++++ Document ++++

Les incidents qualifiés d’émeutes sont toujours l’occasion de sorties politiques et de grandes déclarations médiatiques. Là où certains ne voient que pillages et destruction gratuites, il faut peut-être y voir des résistances, des réactions et un manque de perspectives pour les citoyens.

Récemment, à Bruxelles, 3 événements ont reçu un écho auprès des médias et des politiques qui les ont qualifiés d’émeutes. Il faudrait s’interroger sur la raison qui pousse des adolescents, des jeunes adultes et des adultes, à exprimer leur colère par la violence. C’est d’autant plus interpellant que les 3 moments censés avoir provoqué les émeutes sont sans rapport entre eux (un match de foot, la visite d’une célébrité et un rassemblement politique). Les incidents ne sont pas à mettre en lien avec les événements. Ils sont l’écho du sentiment qu’ont certains citoyens de ne pas être écoutés et de ne pas avoir les mêmes droits que les autres.

En tant que travailleurs pédagogique, social ou éducatif, nous ne sommes pas responsables des actes posés par les citoyens que nous accompagnons. Cependant nous devons être en mesure d’écouter les personnes que nous rencontrons. Bien qu’il soit légitime (et indispensable) de refuser toute forme de violence, celle-ci est souvent l’expression d’un mal-être, d’une colère ou d’un sentiment d’impuissance. Il est de notre responsabilité de répondre aux besoins et aux demandes que nous identifions ou recevons. Si nous ne pouvons y répondre directement, nous devons faire remonter nos constats aux pouvoirs publics.

Lorsque je travaillais en rue, j’ai été confronté à des situations où je ne me sentais légitime ni pour condamner les actions ni pour les justifier. En tant qu’éducateur de rue je ne suis pas là pour servir de tampon entre un système politique ayant perdu toute crédibilité et des citoyens qui n’envisagent plus d’autres moyens d’actions que la lutte « armée » ou l’explosion de colère. Le problème que j’ai souvent rencontré, c’est l’incompréhension face à mon refus de prendre une position manichéenne. « Oui, il y injustice mais cela ne légitime pas les actes de violence. Oui, il y a violence mais cela ne doit pas occulter les injustices. ».

++++ Enregistrements à traiter ++++

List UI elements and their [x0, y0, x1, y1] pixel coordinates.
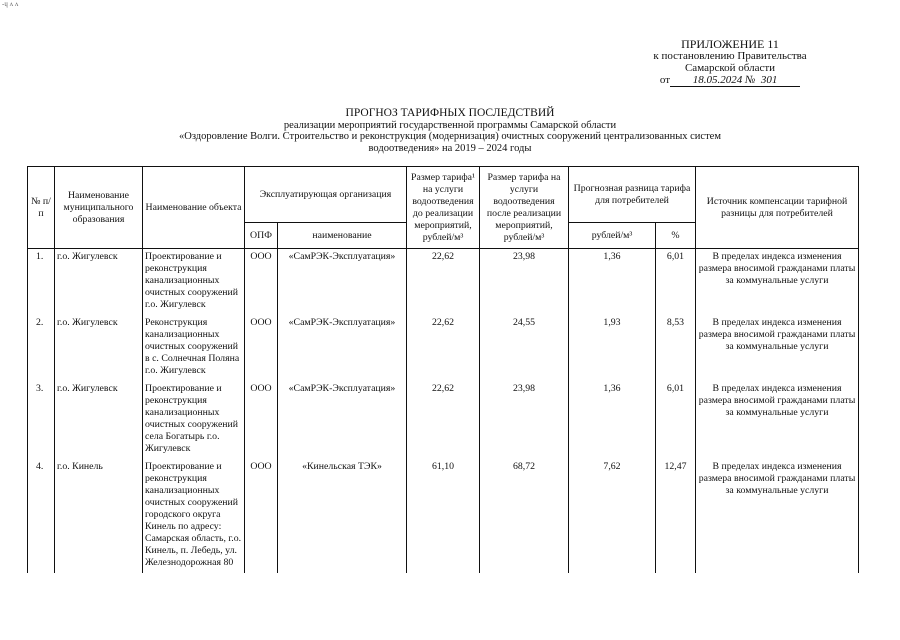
cell-opf: ООО [245, 459, 278, 573]
table-row [28, 249, 859, 316]
cell-num: 1. [28, 249, 55, 316]
heading-line4: водоотведения» на 2019 – 2024 годы [368, 142, 532, 154]
cell-org: «Кинельская ТЭК» [278, 459, 407, 573]
header-source: Источник компенсации тарифной разницы для потребителей [696, 167, 859, 249]
header-tariff-after: Размер тарифа на услуги водоотведения после реализации мероприятий, рублей/м³ [480, 167, 569, 249]
cell-opf: ООО [245, 315, 278, 381]
cell-before: 22,62 [407, 381, 480, 459]
cell-before: 22,62 [407, 315, 480, 381]
annex-line2: к постановлению Правительства [653, 50, 807, 62]
cell-opf: ООО [245, 381, 278, 459]
date-prefix: от [659, 74, 671, 86]
cell-object: Проектирование и реконструкция канализационных очистных сооружений городского округа Кинель по адресу: Самарская область, г.о. Кинель, п. Лебедь, ул. Железнодорожная 80 [143, 459, 245, 573]
header-num: № п/п [28, 167, 55, 249]
header-municipality: Наименование муниципального образования [55, 167, 143, 249]
cell-municipality: г.о. Жигулевск [55, 315, 143, 381]
document-heading [60, 108, 840, 154]
cell-source: В пределах индекса изменения размера вносимой гражданами платы за коммунальные услуги [696, 381, 859, 459]
header-diff-pct: % [656, 223, 696, 249]
header-org-name: наименование [278, 223, 407, 249]
cell-before: 22,62 [407, 249, 480, 316]
cell-municipality: г.о. Жигулевск [55, 381, 143, 459]
annex-title: ПРИЛОЖЕНИЕ 11 [681, 37, 779, 51]
annex-block [600, 38, 860, 87]
cell-object: Реконструкция канализационных очистных сооружений в с. Солнечная Поляна г.о. Жигулевск [143, 315, 245, 381]
cell-after: 23,98 [480, 249, 569, 316]
cell-after: 23,98 [480, 381, 569, 459]
header-org-group: Эксплуатирующая организация [245, 167, 407, 223]
cell-diff-rub: 1,36 [569, 381, 656, 459]
cell-after: 68,72 [480, 459, 569, 573]
cell-diff-pct: 8,53 [656, 315, 696, 381]
scan-artifact: -ɥ ʌ ʌ [2, 0, 19, 8]
cell-object: Проектирование и реконструкция канализационных очистных сооружений села Богатырь г.о. Жигулевск [143, 381, 245, 459]
header-diff-group: Прогнозная разница тарифа для потребителей [569, 167, 696, 223]
cell-object: Проектирование и реконструкция канализационных очистных сооружений г.о. Жигулевск [143, 249, 245, 316]
cell-diff-pct: 6,01 [656, 381, 696, 459]
heading-line3: «Оздоровление Волги. Строительство и реконструкция (модернизация) очистных сооружений централизованных систем [179, 131, 721, 142]
document-title: ПРОГНОЗ ТАРИФНЫХ ПОСЛЕДСТВИЙ [345, 107, 555, 119]
cell-num: 4. [28, 459, 55, 573]
cell-diff-rub: 1,36 [569, 249, 656, 316]
table-header [28, 167, 859, 249]
cell-diff-rub: 7,62 [569, 459, 656, 573]
table-row [28, 381, 859, 459]
date-value: 18.05.2024 [692, 74, 743, 86]
cell-diff-pct: 6,01 [656, 249, 696, 316]
cell-source: В пределах индекса изменения размера вносимой гражданами платы за коммунальные услуги [696, 315, 859, 381]
table-row [28, 459, 859, 573]
table-row [28, 315, 859, 381]
date-number-line [670, 74, 800, 87]
number-value: 301 [760, 74, 778, 86]
tariff-table [27, 166, 859, 573]
cell-org: «СамРЭК-Эксплуатация» [278, 315, 407, 381]
cell-org: «СамРЭК-Эксплуатация» [278, 249, 407, 316]
cell-diff-pct: 12,47 [656, 459, 696, 573]
cell-org: «СамРЭК-Эксплуатация» [278, 381, 407, 459]
number-prefix: № [745, 74, 756, 86]
cell-opf: ООО [245, 249, 278, 316]
cell-diff-rub: 1,93 [569, 315, 656, 381]
cell-num: 2. [28, 315, 55, 381]
annex-line3: Самарской области [684, 62, 776, 74]
cell-source: В пределах индекса изменения размера вносимой гражданами платы за коммунальные услуги [696, 459, 859, 573]
cell-municipality: г.о. Кинель [55, 459, 143, 573]
cell-after: 24,55 [480, 315, 569, 381]
header-tariff-before: Размер тарифа¹ на услуги водоотведения до реализации мероприятий, рублей/м³ [407, 167, 480, 249]
heading-line2: реализации мероприятий государственной программы Самарской области [283, 119, 617, 131]
cell-municipality: г.о. Жигулевск [55, 249, 143, 316]
table-body [28, 249, 859, 574]
annex-date-line [600, 74, 860, 87]
cell-source: В пределах индекса изменения размера вносимой гражданами платы за коммунальные услуги [696, 249, 859, 316]
cell-num: 3. [28, 381, 55, 459]
header-opf: ОПФ [245, 223, 278, 249]
header-diff-rub: рублей/м³ [569, 223, 656, 249]
cell-before: 61,10 [407, 459, 480, 573]
header-object: Наименование объекта [143, 167, 245, 249]
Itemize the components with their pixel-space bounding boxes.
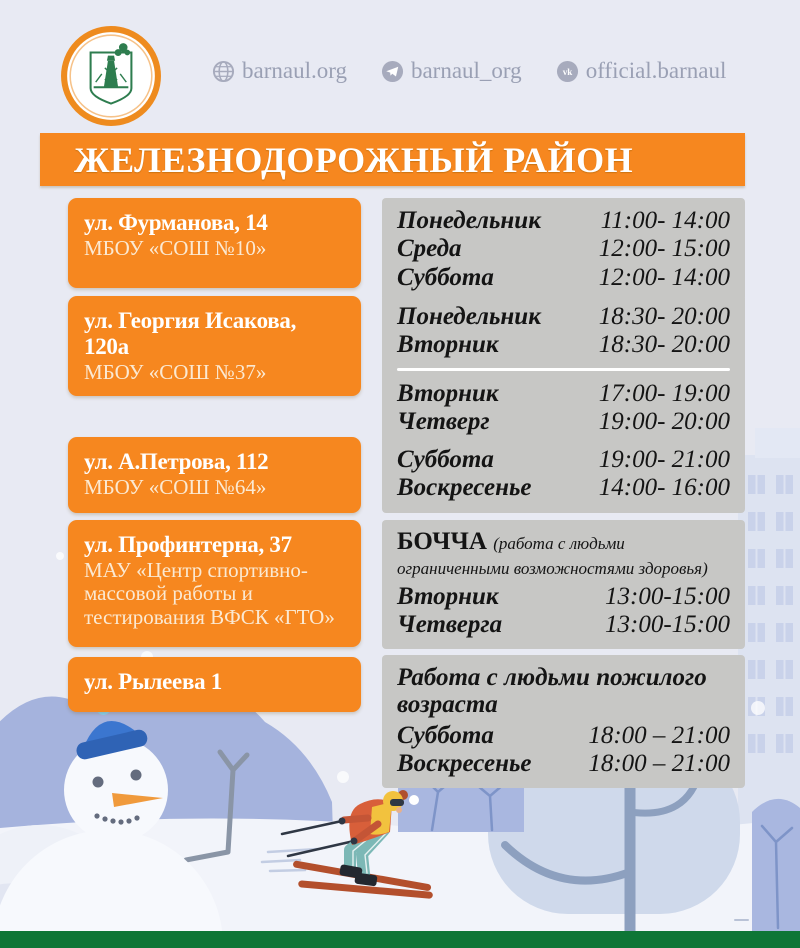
schedule-divider [397,368,730,371]
schedule-row [397,380,730,408]
schedule-day: Воскресенье [397,750,532,778]
schedule-day: Понедельник [397,303,541,330]
schedule-day: Среда [397,235,462,263]
social-label: barnaul_org [410,58,522,83]
organization-text: МБОУ «СОШ №64» [84,474,267,499]
schedule-row [397,722,730,750]
program-name: БОЧЧА [397,528,487,555]
schedule-time: 12:00- 15:00 [598,235,730,263]
schedule-time: 18:00 – 21:00 [588,750,730,778]
schedule-time: 14:00- 16:00 [598,474,730,502]
address-text: ул. Профинтерна, 37 [84,532,292,557]
organization-text: МБОУ «СОШ №10» [84,235,267,260]
schedule-row [397,331,730,359]
schedule-day: Вторник [397,583,499,610]
schedule-day: Воскресенье [397,474,532,502]
schedule-day: Суббота [397,263,494,291]
schedule-row [397,264,730,292]
program-note: (работа с людьми ограниченными возможностями здоровья) [397,534,708,578]
schedule-time: 13:00-15:00 [605,583,730,610]
district-title: ЖЕЛЕЗНОДОРОЖНЫЙ РАЙОН [74,139,634,180]
address-card-ryleeva [68,657,361,712]
schedule-card-ryleeva [382,655,745,788]
address-card-isakova [68,296,361,396]
address-text: ул. Георгия Исакова, 120а [84,308,297,359]
schedule-day: Четверг [397,407,490,435]
address-card-petrova [68,437,361,513]
schedule-time: 13:00-15:00 [605,611,730,639]
organization-text: МАУ «Центр спортивно-массовой работы и тестирования ВФСК «ГТО» [84,557,335,630]
schedule-day: Вторник [397,379,499,407]
barnaul-coat-of-arms [60,25,162,127]
schedule-card-petrova [382,437,745,513]
schedule-time: 18:00 – 21:00 [588,722,730,749]
address-card-profinterna [68,520,361,647]
social-link-telegram[interactable] [381,58,522,84]
globe-icon [212,60,235,83]
green-footer-bar [0,931,800,948]
social-label: barnaul.org [242,58,347,83]
schedule-card-isakova [382,294,745,445]
address-card-furmanova [68,198,361,288]
schedule-day: Суббота [397,722,494,749]
schedule-time: 11:00- 14:00 [600,207,730,234]
schedule-card-furmanova [382,198,745,301]
organization-text: МБОУ «СОШ №37» [84,359,267,384]
schedule-time: 18:30- 20:00 [598,303,730,330]
schedule-time: 19:00- 21:00 [598,446,730,473]
social-link-vk[interactable] [556,58,727,84]
schedule-time: 19:00- 20:00 [598,407,730,435]
schedule-time: 17:00- 19:00 [598,379,730,407]
program-heading [397,529,730,579]
schedule-row [397,446,730,474]
address-text: ул. Рылеева 1 [84,669,222,694]
schedule-row [397,750,730,778]
schedule-day: Четверга [397,611,503,639]
district-banner [40,133,745,186]
schedule-row [397,583,730,611]
schedule-row [397,408,730,436]
vk-icon [556,60,579,83]
schedule-row [397,207,730,235]
schedule-row [397,235,730,263]
schedule-day: Понедельник [397,207,541,234]
social-label: official.barnaul [585,58,727,83]
telegram-icon [381,60,404,83]
address-text: ул. Фурманова, 14 [84,210,268,235]
schedule-card-profinterna [382,520,745,649]
social-links-bar [212,58,726,84]
schedule-time: 18:30- 20:00 [598,331,730,359]
social-link-website[interactable] [212,58,347,84]
schedule-row [397,611,730,639]
schedule-row [397,303,730,331]
program-heading: Работа с людьми пожилого возраста [397,664,707,718]
svg-text:vk: vk [562,66,572,77]
schedule-row [397,474,730,502]
address-text: ул. А.Петрова, 112 [84,449,269,474]
schedule-time: 12:00- 14:00 [598,263,730,291]
schedule-day: Суббота [397,446,494,473]
schedule-day: Вторник [397,331,499,359]
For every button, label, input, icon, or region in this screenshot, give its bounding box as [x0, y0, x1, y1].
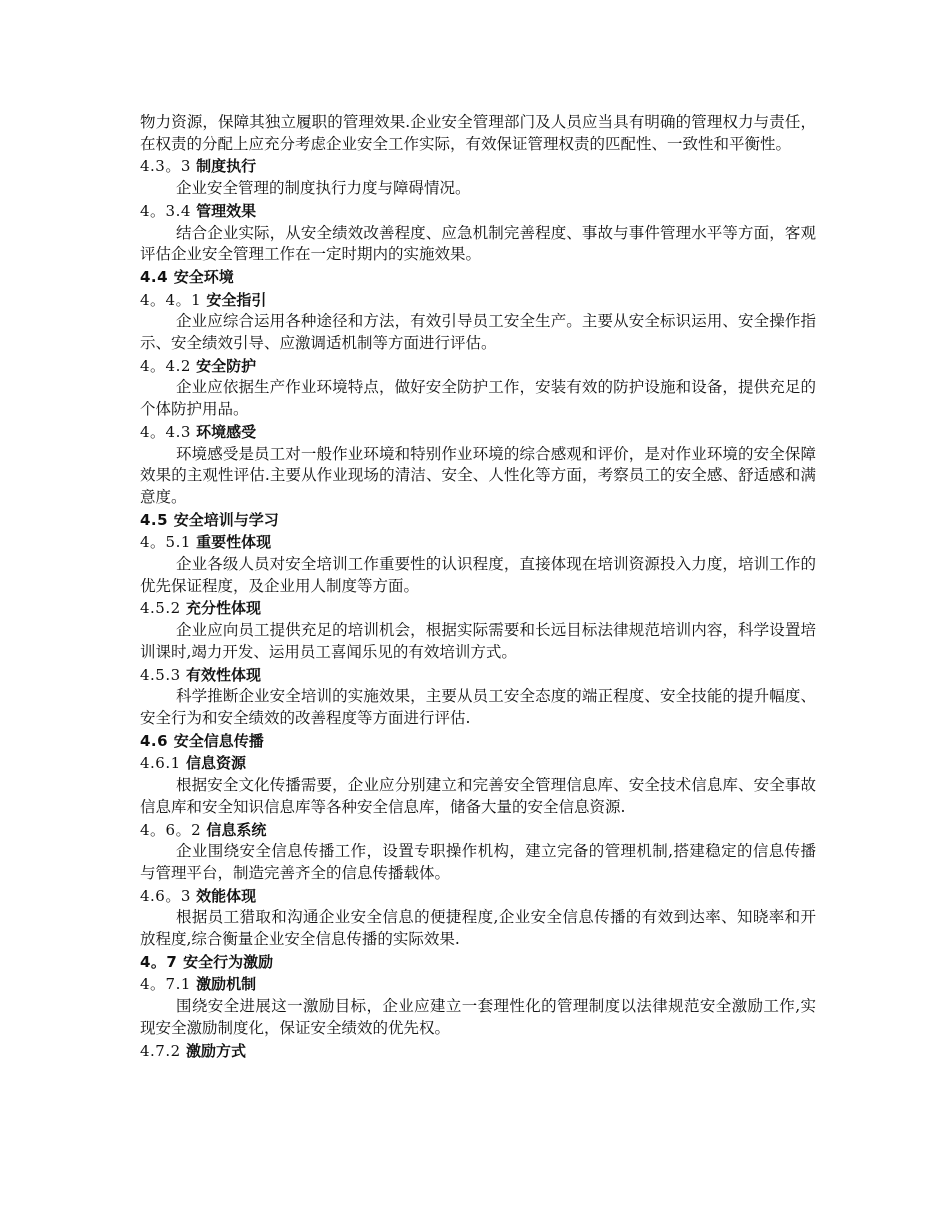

++++

Consignes de l'exercice:
a: Pour chacune des affirmations suivantes, indiquez par oui ou par non si elle concorde avec le texte sur les émeutes à Bruxelles, en citant à l'identique les mots du texte qui permettent de trancher. (i) Les trois moments évoqués sont un match de foot, la visite d'une célébrité et un rassemblement politique. (ii) Les travailleurs pédagogiques, sociaux ou éducatifs sont responsables des actes posés par les citoyens qu'ils accompagnent. (iii) Les incidents doivent être mis en lien avec les événements.
b: Dans les enregistrements, commencez à la ligne qui contient « schedule-divider [397,368,730,371] » et arrêtez-vous après celle qui contient « schedule-row [397,446,730,474] ». Recopiez uniquement ces lignes en remplaçant « Вторник » par « Пятница », sans rien modifier d'autre.
Le texte et les enregistrements proviennent de sources distinctes.

Réponses par consigne:
a:
(i) Oui : « (un match de foot, la visite d’une célébrité et un rassemblement politique) ».
(ii) Non : « nous ne sommes pas responsables des actes posés par les citoyens que nous accompagnons ».
(iii) Non : « Les incidents ne sont pas à mettre en lien avec les événements. »

b:
schedule-divider [397,368,730,371]
schedule-row [397,380,730,408]
schedule-day: Воскресенье [397,750,532,778]
schedule-day: Понедельник [397,303,541,330]
schedule-day: Среда [397,235,462,263]
social-label: barnaul_org [410,58,522,83]
organization-text: МБОУ «СОШ №64» [84,474,267,499]
schedule-row [397,722,730,750]
program-name: БОЧЧА [397,528,487,555]
schedule-time: 12:00- 15:00 [598,235,730,263]
schedule-time: 18:00 – 21:00 [588,750,730,778]
schedule-time: 14:00- 16:00 [598,474,730,502]
address-text: ул. Профинтерна, 37 [84,532,292,557]
organization-text: МБОУ «СОШ №10» [84,235,267,260]
schedule-row [397,331,730,359]
schedule-day: Пятница [397,583,499,610]
schedule-day: Воскресенье [397,474,532,502]
schedule-day: Суббота [397,263,494,291]
schedule-row [397,264,730,292]
program-note: (работа с людьми ограниченными возможностями здоровья) [397,534,708,578]
schedule-time: 13:00-15:00 [605,583,730,610]
district-title: ЖЕЛЕЗНОДОРОЖНЫЙ РАЙОН [74,139,634,180]
address-card-ryleeva [68,657,361,712]
schedule-card-ryleeva [382,655,745,788]
address-card-isakova [68,296,361,396]
address-text: ул. Георгия Исакова, 120а [84,308,297,359]
schedule-day: Четверг [397,407,490,435]
address-card-petrova [68,437,361,513]
schedule-time: 13:00-15:00 [605,611,730,639]
organization-text: МАУ «Центр спортивно-массовой работы и тестирования ВФСК «ГТО» [84,557,335,630]
schedule-day: Пятница [397,379,499,407]
barnaul-coat-of-arms [60,25,162,127]
schedule-card-petrova [382,437,745,513]
schedule-time: 18:00 – 21:00 [588,722,730,749]
address-card-profinterna [68,520,361,647]
social-link-telegram[interactable] [381,58,522,84]
globe-icon [212,60,235,83]
green-footer-bar [0,931,800,948]
social-label: barnaul.org [242,58,347,83]
schedule-card-isakova [382,294,745,445]
address-card-furmanova [68,198,361,288]
schedule-day: Суббота [397,722,494,749]
schedule-time: 11:00- 14:00 [600,207,730,234]
schedule-card-furmanova [382,198,745,301]
organization-text: МБОУ «СОШ №37» [84,359,267,384]
schedule-time: 18:30- 20:00 [598,303,730,330]
schedule-time: 19:00- 21:00 [598,446,730,473]
social-link-vk[interactable] [556,58,727,84]
schedule-time: 19:00- 20:00 [598,407,730,435]
schedule-time: 17:00- 19:00 [598,379,730,407]
program-heading [397,529,730,579]
schedule-row [397,446,730,474]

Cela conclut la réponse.